-- Material supplied start --

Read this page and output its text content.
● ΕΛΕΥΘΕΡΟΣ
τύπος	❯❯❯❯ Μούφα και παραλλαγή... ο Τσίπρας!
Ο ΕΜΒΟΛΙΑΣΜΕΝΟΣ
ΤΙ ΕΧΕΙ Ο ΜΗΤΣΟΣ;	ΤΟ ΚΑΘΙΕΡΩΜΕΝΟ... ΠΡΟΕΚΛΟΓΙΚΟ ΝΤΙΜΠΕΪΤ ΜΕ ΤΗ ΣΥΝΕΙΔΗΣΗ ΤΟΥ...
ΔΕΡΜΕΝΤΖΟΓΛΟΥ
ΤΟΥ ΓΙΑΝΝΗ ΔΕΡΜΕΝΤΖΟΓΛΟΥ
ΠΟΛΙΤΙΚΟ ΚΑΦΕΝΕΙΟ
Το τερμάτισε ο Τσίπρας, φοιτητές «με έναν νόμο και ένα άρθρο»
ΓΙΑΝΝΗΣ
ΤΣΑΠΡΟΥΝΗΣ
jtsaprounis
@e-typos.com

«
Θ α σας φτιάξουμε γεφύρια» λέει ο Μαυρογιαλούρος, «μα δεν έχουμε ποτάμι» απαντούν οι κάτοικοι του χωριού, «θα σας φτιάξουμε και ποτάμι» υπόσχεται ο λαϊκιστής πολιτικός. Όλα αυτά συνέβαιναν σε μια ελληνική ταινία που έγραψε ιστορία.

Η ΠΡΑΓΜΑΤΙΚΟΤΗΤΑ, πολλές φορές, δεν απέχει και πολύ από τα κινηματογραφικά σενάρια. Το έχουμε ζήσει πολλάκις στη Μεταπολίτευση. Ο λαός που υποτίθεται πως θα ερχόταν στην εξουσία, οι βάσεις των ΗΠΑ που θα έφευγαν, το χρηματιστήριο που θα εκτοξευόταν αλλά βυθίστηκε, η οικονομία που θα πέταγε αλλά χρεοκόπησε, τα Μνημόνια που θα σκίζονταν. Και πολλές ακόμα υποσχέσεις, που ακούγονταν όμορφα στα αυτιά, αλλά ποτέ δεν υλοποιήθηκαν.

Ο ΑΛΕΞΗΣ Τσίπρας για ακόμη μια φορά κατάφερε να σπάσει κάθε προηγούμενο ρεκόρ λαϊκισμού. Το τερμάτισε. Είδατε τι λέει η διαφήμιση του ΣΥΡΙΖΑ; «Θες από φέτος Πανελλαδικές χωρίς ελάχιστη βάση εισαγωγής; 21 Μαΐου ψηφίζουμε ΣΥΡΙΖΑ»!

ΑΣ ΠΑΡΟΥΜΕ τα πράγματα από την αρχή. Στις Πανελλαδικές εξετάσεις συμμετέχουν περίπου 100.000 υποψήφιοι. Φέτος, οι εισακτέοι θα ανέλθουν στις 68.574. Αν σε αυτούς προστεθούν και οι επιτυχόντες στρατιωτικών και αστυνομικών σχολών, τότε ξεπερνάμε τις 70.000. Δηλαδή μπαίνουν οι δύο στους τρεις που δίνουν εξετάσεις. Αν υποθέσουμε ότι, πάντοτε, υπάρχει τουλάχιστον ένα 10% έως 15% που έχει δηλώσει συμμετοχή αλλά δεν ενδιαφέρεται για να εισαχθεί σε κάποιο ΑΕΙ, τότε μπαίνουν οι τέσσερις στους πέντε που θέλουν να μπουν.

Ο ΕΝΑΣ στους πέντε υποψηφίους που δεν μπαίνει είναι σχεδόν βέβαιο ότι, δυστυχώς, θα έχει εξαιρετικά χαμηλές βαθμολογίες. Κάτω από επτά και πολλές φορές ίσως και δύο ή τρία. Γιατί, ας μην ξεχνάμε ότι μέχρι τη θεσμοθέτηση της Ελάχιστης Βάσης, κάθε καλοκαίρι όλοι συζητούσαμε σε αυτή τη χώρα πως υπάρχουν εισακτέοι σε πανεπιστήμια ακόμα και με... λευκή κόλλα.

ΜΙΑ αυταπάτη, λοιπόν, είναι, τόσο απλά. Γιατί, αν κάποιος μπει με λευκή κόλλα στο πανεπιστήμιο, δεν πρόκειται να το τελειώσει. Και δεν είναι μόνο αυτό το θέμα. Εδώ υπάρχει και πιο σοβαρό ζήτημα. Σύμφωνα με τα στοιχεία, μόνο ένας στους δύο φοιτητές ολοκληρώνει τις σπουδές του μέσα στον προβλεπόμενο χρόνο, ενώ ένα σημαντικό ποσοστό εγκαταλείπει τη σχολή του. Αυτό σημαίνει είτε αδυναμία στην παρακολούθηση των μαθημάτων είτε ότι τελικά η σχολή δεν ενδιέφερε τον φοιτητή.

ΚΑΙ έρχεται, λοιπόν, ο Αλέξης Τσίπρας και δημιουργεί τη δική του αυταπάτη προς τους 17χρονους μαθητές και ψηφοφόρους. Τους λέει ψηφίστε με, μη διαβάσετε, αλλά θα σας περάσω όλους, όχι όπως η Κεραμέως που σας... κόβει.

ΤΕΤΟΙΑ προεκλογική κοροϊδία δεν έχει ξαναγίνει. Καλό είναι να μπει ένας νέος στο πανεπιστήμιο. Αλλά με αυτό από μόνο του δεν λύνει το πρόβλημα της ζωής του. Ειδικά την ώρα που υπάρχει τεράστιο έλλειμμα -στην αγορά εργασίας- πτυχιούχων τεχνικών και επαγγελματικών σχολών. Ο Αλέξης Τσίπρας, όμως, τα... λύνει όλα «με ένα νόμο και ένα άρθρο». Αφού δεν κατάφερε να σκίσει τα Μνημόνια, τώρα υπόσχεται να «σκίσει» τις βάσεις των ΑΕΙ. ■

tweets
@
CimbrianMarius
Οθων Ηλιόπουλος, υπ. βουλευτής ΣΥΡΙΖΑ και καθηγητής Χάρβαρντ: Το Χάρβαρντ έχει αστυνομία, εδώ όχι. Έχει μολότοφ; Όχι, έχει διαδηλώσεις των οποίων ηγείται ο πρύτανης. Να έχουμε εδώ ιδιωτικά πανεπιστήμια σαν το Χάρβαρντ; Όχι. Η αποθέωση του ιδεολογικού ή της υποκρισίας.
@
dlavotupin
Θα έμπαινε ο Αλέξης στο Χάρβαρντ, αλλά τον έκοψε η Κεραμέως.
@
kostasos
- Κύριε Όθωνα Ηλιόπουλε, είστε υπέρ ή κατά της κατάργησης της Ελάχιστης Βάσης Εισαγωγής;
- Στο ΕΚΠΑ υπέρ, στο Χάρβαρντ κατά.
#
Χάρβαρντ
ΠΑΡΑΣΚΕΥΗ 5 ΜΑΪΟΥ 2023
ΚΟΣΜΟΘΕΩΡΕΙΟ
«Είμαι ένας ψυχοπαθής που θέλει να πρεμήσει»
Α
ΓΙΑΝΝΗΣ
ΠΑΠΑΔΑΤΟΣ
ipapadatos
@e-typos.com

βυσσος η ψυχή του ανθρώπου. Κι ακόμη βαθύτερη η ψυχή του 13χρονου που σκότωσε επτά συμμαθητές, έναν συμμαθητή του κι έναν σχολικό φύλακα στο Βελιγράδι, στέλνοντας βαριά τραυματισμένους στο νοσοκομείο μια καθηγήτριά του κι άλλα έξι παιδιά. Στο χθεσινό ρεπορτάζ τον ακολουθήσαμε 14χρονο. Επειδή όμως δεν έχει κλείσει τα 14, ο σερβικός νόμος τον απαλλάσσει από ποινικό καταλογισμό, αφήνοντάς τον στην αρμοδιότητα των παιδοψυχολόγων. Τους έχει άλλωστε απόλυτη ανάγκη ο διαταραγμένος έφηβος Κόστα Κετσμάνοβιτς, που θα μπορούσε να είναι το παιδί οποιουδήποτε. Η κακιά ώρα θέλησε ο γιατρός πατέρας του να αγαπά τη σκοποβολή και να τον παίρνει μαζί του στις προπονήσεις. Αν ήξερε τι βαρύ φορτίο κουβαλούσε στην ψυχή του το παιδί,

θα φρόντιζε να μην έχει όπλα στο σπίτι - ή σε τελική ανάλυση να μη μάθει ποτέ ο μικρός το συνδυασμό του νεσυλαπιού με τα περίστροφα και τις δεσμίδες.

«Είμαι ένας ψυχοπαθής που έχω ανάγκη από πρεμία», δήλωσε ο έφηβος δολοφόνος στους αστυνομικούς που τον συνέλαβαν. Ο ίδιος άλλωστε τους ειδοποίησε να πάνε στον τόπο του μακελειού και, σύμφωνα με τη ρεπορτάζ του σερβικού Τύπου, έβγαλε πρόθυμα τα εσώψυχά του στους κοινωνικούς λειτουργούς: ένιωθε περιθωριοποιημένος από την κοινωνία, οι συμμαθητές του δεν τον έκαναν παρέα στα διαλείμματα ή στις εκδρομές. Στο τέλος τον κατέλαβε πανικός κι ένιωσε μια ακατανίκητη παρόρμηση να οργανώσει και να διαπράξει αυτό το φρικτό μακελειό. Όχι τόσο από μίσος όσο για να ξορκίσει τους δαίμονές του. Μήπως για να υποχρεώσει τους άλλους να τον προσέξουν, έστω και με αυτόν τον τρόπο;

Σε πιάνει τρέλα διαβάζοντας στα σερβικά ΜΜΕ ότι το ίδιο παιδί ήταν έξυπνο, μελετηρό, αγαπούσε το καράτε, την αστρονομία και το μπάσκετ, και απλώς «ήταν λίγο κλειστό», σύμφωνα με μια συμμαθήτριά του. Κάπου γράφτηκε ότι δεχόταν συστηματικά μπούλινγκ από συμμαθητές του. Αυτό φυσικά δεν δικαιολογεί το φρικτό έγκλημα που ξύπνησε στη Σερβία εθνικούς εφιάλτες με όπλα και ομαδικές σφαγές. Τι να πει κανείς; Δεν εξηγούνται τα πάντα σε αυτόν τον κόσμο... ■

-- Material supplied end --

### Exercise prompt
Go through the records and show every line with the string "άρθρο" in it.

### Answer for this exercise
Το τερμάτισε ο Τσίπρας, φοιτητές «με έναν νόμο και ένα άρθρο»
ΤΕΤΟΙΑ προεκλογική κοροϊδία δεν έχει ξαναγίνει. Καλό είναι να μπει ένας νέος στο πανεπιστήμιο. Αλλά με αυτό από μόνο του δεν λύνει το πρόβλημα της ζωής του. Ειδικά την ώρα που υπάρχει τεράστιο έλλειμμα -στην αγορά εργασίας- πτυχιούχων τεχνικών και επαγγελματικών σχολών. Ο Αλέξης Τσίπρας, όμως, τα... λύνει όλα «με ένα νόμο και ένα άρθρο». Αφού δεν κατάφερε να σκίσει τα Μνημόνια, τώρα υπόσχεται να «σκίσει» τις βάσεις των ΑΕΙ. ■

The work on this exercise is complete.